Supplied data —

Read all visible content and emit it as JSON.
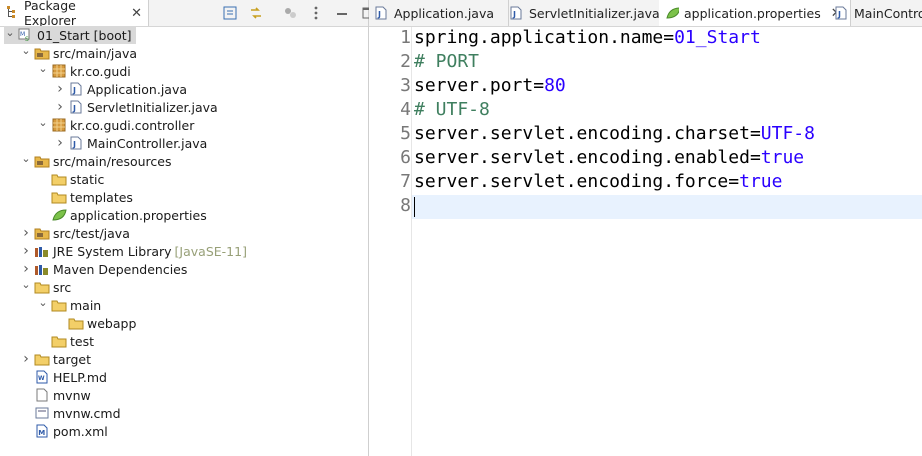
{
  "package_explorer": {
    "tab_label": "Package Explorer",
    "close_glyph": "✕",
    "tree": [
      {
        "label": "01_Start [boot]",
        "icon": "project-icon",
        "twisty": "open",
        "level": 0
      },
      {
        "label": "src/main/java",
        "icon": "source-folder-icon",
        "twisty": "open",
        "level": 1
      },
      {
        "label": "kr.co.gudi",
        "icon": "package-icon",
        "twisty": "open",
        "level": 2
      },
      {
        "label": "Application.java",
        "icon": "java-file-icon",
        "twisty": "closed",
        "level": 3
      },
      {
        "label": "ServletInitializer.java",
        "icon": "java-file-icon",
        "twisty": "closed",
        "level": 3
      },
      {
        "label": "kr.co.gudi.controller",
        "icon": "package-icon",
        "twisty": "open",
        "level": 2
      },
      {
        "label": "MainController.java",
        "icon": "java-file-icon",
        "twisty": "closed",
        "level": 3
      },
      {
        "label": "src/main/resources",
        "icon": "source-folder-icon",
        "twisty": "open",
        "level": 1
      },
      {
        "label": "static",
        "icon": "folder-icon",
        "twisty": "none",
        "level": 2
      },
      {
        "label": "templates",
        "icon": "folder-icon",
        "twisty": "none",
        "level": 2
      },
      {
        "label": "application.properties",
        "icon": "properties-file-icon",
        "twisty": "none",
        "level": 2
      },
      {
        "label": "src/test/java",
        "icon": "source-folder-icon",
        "twisty": "closed",
        "level": 1
      },
      {
        "label": "JRE System Library",
        "icon": "library-icon",
        "twisty": "closed",
        "level": 1,
        "decoration": "[JavaSE-11]"
      },
      {
        "label": "Maven Dependencies",
        "icon": "library-icon",
        "twisty": "closed",
        "level": 1
      },
      {
        "label": "src",
        "icon": "folder-icon",
        "twisty": "open",
        "level": 1
      },
      {
        "label": "main",
        "icon": "folder-icon",
        "twisty": "open",
        "level": 2
      },
      {
        "label": "webapp",
        "icon": "folder-icon",
        "twisty": "none",
        "level": 3
      },
      {
        "label": "test",
        "icon": "folder-icon",
        "twisty": "none",
        "level": 2
      },
      {
        "label": "target",
        "icon": "folder-icon",
        "twisty": "closed",
        "level": 1
      },
      {
        "label": "HELP.md",
        "icon": "text-file-icon",
        "twisty": "none",
        "level": 1
      },
      {
        "label": "mvnw",
        "icon": "file-icon",
        "twisty": "none",
        "level": 1
      },
      {
        "label": "mvnw.cmd",
        "icon": "cmd-file-icon",
        "twisty": "none",
        "level": 1
      },
      {
        "label": "pom.xml",
        "icon": "maven-file-icon",
        "twisty": "none",
        "level": 1
      }
    ]
  },
  "editor": {
    "tabs": [
      {
        "label": "Application.java",
        "icon": "java-file-icon",
        "active": false
      },
      {
        "label": "ServletInitializer.java",
        "icon": "java-file-icon",
        "active": false
      },
      {
        "label": "application.properties",
        "icon": "properties-file-icon",
        "active": true,
        "close": "✕"
      },
      {
        "label": "MainControlle",
        "icon": "java-file-icon",
        "active": false
      }
    ],
    "lines": [
      {
        "n": "1",
        "key": "spring.application.name",
        "eq": "=",
        "val": "01_Start"
      },
      {
        "n": "2",
        "comment": "# PORT"
      },
      {
        "n": "3",
        "key": "server.port",
        "eq": "=",
        "val": "80"
      },
      {
        "n": "4",
        "comment": "# UTF-8"
      },
      {
        "n": "5",
        "key": "server.servlet.encoding.charset",
        "eq": "=",
        "val": "UTF-8"
      },
      {
        "n": "6",
        "key": "server.servlet.encoding.enabled",
        "eq": "=",
        "val": "true"
      },
      {
        "n": "7",
        "key": "server.servlet.encoding.force",
        "eq": "=",
        "val": "true"
      },
      {
        "n": "8"
      }
    ]
  },
  "colors": {
    "value": "#2a00ff",
    "comment": "#3f7f5f",
    "current_line": "#e8f2fe",
    "decoration": "#98a078"
  }
}
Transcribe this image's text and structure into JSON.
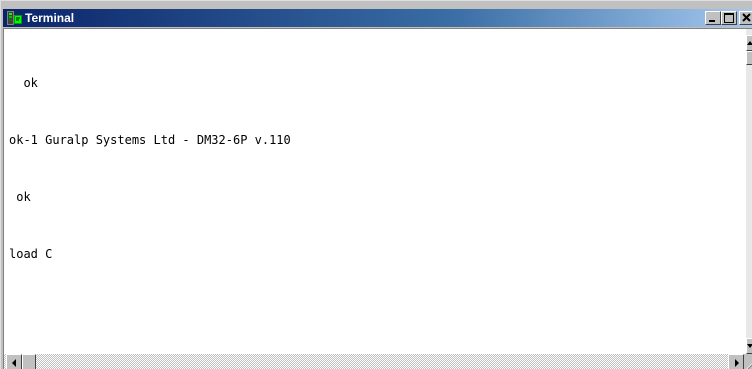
{
  "window": {
    "title": "Terminal",
    "buttons": [
      "minimize",
      "maximize",
      "close"
    ]
  },
  "terminal": {
    "lines": [
      "  ok",
      "ok-1 Guralp Systems Ltd - DM32-6P v.110",
      " ok",
      "load C"
    ]
  },
  "icons": {
    "app": "terminal-app-icon",
    "minimize": "minimize-icon",
    "maximize": "maximize-icon",
    "close": "close-icon"
  },
  "colors": {
    "title_bar_start": "#0a246a",
    "title_bar_end": "#a6caf0",
    "terminal_background": "#ffffff",
    "terminal_text": "#000000",
    "window_face": "#c0c0c0"
  }
}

Problem — Pictures are to be left out; otherwise, copy exactly each line from the one containing "Transcribe this image's" through the last line of the listing.

Task answer —
Transcribe this image's text and structure into JSON.
{
  "window": {
    "title": "Terminal",
    "buttons": [
      "minimize",
      "maximize",
      "close"
    ]
  },
  "terminal": {
    "lines": [
      "  ok",
      "ok-1 Guralp Systems Ltd - DM32-6P v.110",
      " ok",
      "load C"
    ]
  },
  "icons": {
    "app": "terminal-app-icon",
    "minimize": "minimize-icon",
    "maximize": "maximize-icon",
    "close": "close-icon"
  },
  "colors": {
    "title_bar_start": "#0a246a",
    "title_bar_end": "#a6caf0",
    "terminal_background": "#ffffff",
    "terminal_text": "#000000",
    "window_face": "#c0c0c0"
  }
}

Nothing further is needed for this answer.